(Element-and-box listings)

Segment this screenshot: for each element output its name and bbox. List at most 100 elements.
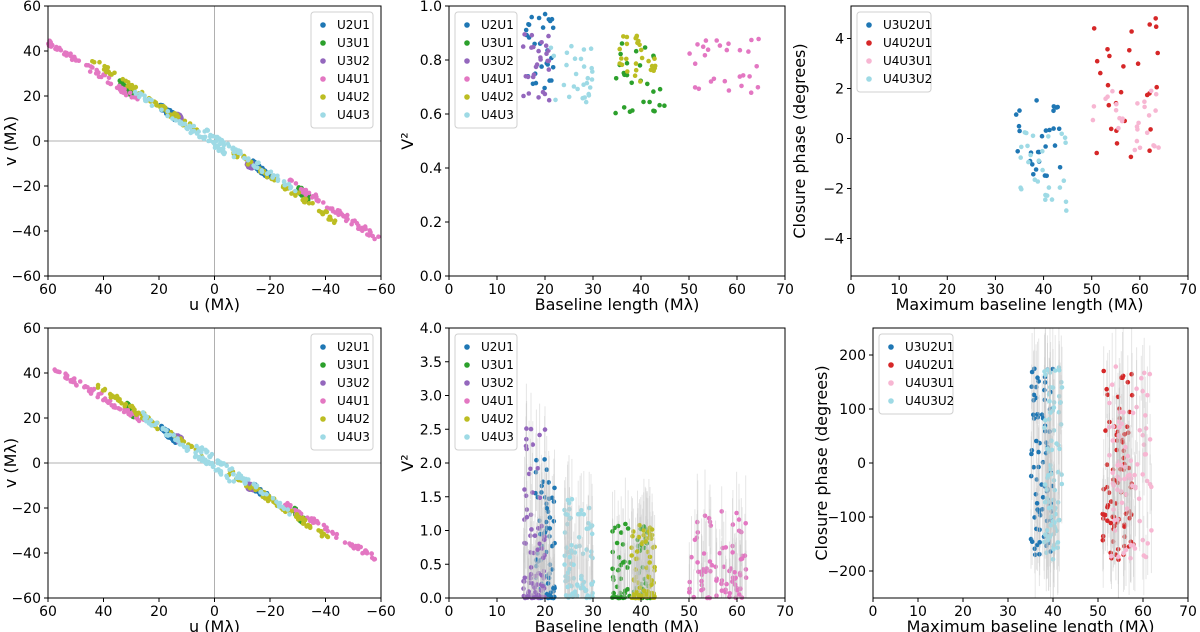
point-U4U1	[717, 43, 723, 48]
point-U3U2	[523, 493, 529, 499]
point-U3U1	[620, 560, 626, 565]
point-U3U2	[523, 541, 529, 546]
point-U4U3	[586, 521, 591, 526]
point-U4U2	[641, 533, 646, 538]
point-U4U1	[48, 39, 53, 45]
data-points	[1028, 328, 1154, 598]
y-tick-label: −20	[11, 179, 41, 195]
point-U4U2	[245, 162, 251, 167]
point-U4U3	[251, 481, 257, 487]
point-U4U1	[54, 44, 59, 50]
point-U4U2	[631, 529, 636, 534]
point-U4U1	[717, 550, 723, 556]
y-tick-label: −40	[11, 546, 41, 562]
point-U4U3	[579, 508, 584, 513]
x-tick-label: 60	[1134, 604, 1152, 620]
point-U4U3	[589, 77, 595, 82]
point-U2U1	[530, 81, 536, 87]
point-U3U2U1	[1029, 539, 1035, 544]
point-U4U1	[293, 181, 299, 186]
point-U4U2	[649, 582, 654, 588]
point-U4U1	[743, 575, 749, 580]
point-U4U3	[589, 523, 595, 528]
y-tick-label: −100	[828, 510, 866, 526]
y-axis-label: v (Mλ)	[1, 438, 20, 488]
point-U4U1	[746, 49, 751, 54]
point-U3U2U1	[1032, 515, 1037, 520]
point-U4U3	[571, 84, 577, 89]
point-U3U1	[651, 108, 656, 114]
point-U4U2	[646, 58, 651, 64]
point-U3U1	[618, 576, 623, 582]
point-U2U1	[535, 551, 540, 556]
panel-uv_top: 60 40 20 0 −20 −40 −60 −60 −40 −20 0 20 40 60 u (Mλ) v …	[1, 0, 396, 314]
point-U4U3U2	[1043, 192, 1048, 198]
point-U4U1	[687, 590, 692, 595]
x-tick-label: −20	[255, 604, 285, 620]
point-U4U3U2	[1028, 152, 1033, 158]
legend-label: U4U3	[481, 108, 514, 122]
legend-label: U4U3U1	[883, 54, 932, 68]
point-U4U2U1	[1121, 448, 1127, 454]
y-tick-label: 2.0	[420, 456, 442, 472]
point-U4U1	[714, 593, 719, 598]
point-U4U3	[578, 56, 584, 62]
point-U4U3	[266, 170, 271, 175]
point-U4U2	[644, 565, 649, 570]
point-U2U1	[552, 485, 557, 491]
point-U4U1	[726, 88, 732, 93]
point-U4U3U1	[1147, 371, 1153, 377]
point-U4U3U1	[1119, 500, 1125, 506]
point-U4U3U1	[1109, 382, 1115, 388]
point-U4U2	[632, 73, 638, 78]
point-U2U1	[546, 592, 551, 598]
point-U3U2	[530, 581, 535, 586]
point-U4U3	[264, 491, 269, 497]
legend-label: U3U1	[337, 358, 370, 372]
point-U3U2U1	[1038, 512, 1043, 518]
x-tick-label: 50	[1083, 282, 1101, 298]
legend-box	[454, 333, 518, 451]
point-U4U1	[703, 38, 709, 43]
point-U4U3U2	[1048, 466, 1053, 472]
point-U4U2U1	[1122, 543, 1127, 549]
point-U3U1	[627, 560, 632, 565]
point-U3U1	[614, 540, 620, 546]
point-U4U3	[589, 581, 594, 587]
legend: U2U1 U3U1 U3U2 U4U1 U4U2 U4U3	[454, 11, 518, 129]
point-U4U2U1	[1121, 64, 1126, 69]
point-U4U2	[637, 42, 642, 48]
point-U4U1	[71, 376, 76, 382]
point-U3U2U1	[1031, 398, 1036, 403]
point-U4U1	[708, 523, 714, 528]
point-U4U2	[108, 395, 114, 400]
point-U3U2	[546, 67, 552, 72]
y-tick-label: 0.6	[420, 107, 442, 123]
point-U4U3U2	[1054, 441, 1059, 446]
point-U4U3U1	[1121, 410, 1126, 415]
point-U4U1	[369, 551, 375, 556]
point-U4U3U2	[1047, 534, 1052, 540]
y-tick-label: 4.0	[420, 321, 442, 337]
point-U4U3U1	[1118, 489, 1124, 494]
point-U4U2U1	[1129, 371, 1134, 377]
point-U4U3U1	[1134, 386, 1139, 392]
point-U4U2U1	[1122, 534, 1128, 539]
point-U3U2U1	[1031, 464, 1036, 470]
point-U4U2U1	[1127, 515, 1132, 521]
point-U3U2U1	[1039, 133, 1045, 139]
point-U3U2	[521, 93, 526, 99]
x-tick-label: −20	[255, 282, 285, 298]
point-U4U3	[184, 448, 190, 454]
point-U4U2	[643, 539, 648, 544]
point-U4U1	[709, 562, 715, 568]
point-U4U3U2	[1043, 418, 1048, 423]
point-U4U1	[699, 578, 704, 584]
point-U4U3	[224, 473, 229, 479]
point-U4U3	[293, 188, 298, 194]
point-U4U1	[722, 78, 728, 84]
y-tick-label: 0.5	[420, 557, 442, 573]
point-U4U3U1	[1110, 424, 1116, 429]
point-U3U2	[546, 97, 552, 103]
point-U2U1	[542, 11, 548, 17]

**Brief**
Write out the lines of the material from the line containing "43, 723, 48]" through the line containing "181, 299, 186]", both included, keeping each line identical to the original.

**Solution to this exercise**
point-U4U1	[717, 43, 723, 48]
point-U3U2	[523, 493, 529, 499]
point-U3U1	[620, 560, 626, 565]
point-U3U2	[523, 541, 529, 546]
point-U4U3	[586, 521, 591, 526]
point-U4U2	[641, 533, 646, 538]
point-U4U1	[48, 39, 53, 45]
data-points	[1028, 328, 1154, 598]
y-tick-label: −20	[11, 179, 41, 195]
point-U4U2	[245, 162, 251, 167]
point-U4U3	[251, 481, 257, 487]
point-U4U1	[54, 44, 59, 50]
point-U4U2	[631, 529, 636, 534]
point-U4U1	[717, 550, 723, 556]
y-tick-label: −40	[11, 546, 41, 562]
point-U4U3	[579, 508, 584, 513]
x-tick-label: 60	[1134, 604, 1152, 620]
point-U4U3	[589, 77, 595, 82]
point-U2U1	[530, 81, 536, 87]
point-U3U2U1	[1029, 539, 1035, 544]
point-U4U1	[293, 181, 299, 186]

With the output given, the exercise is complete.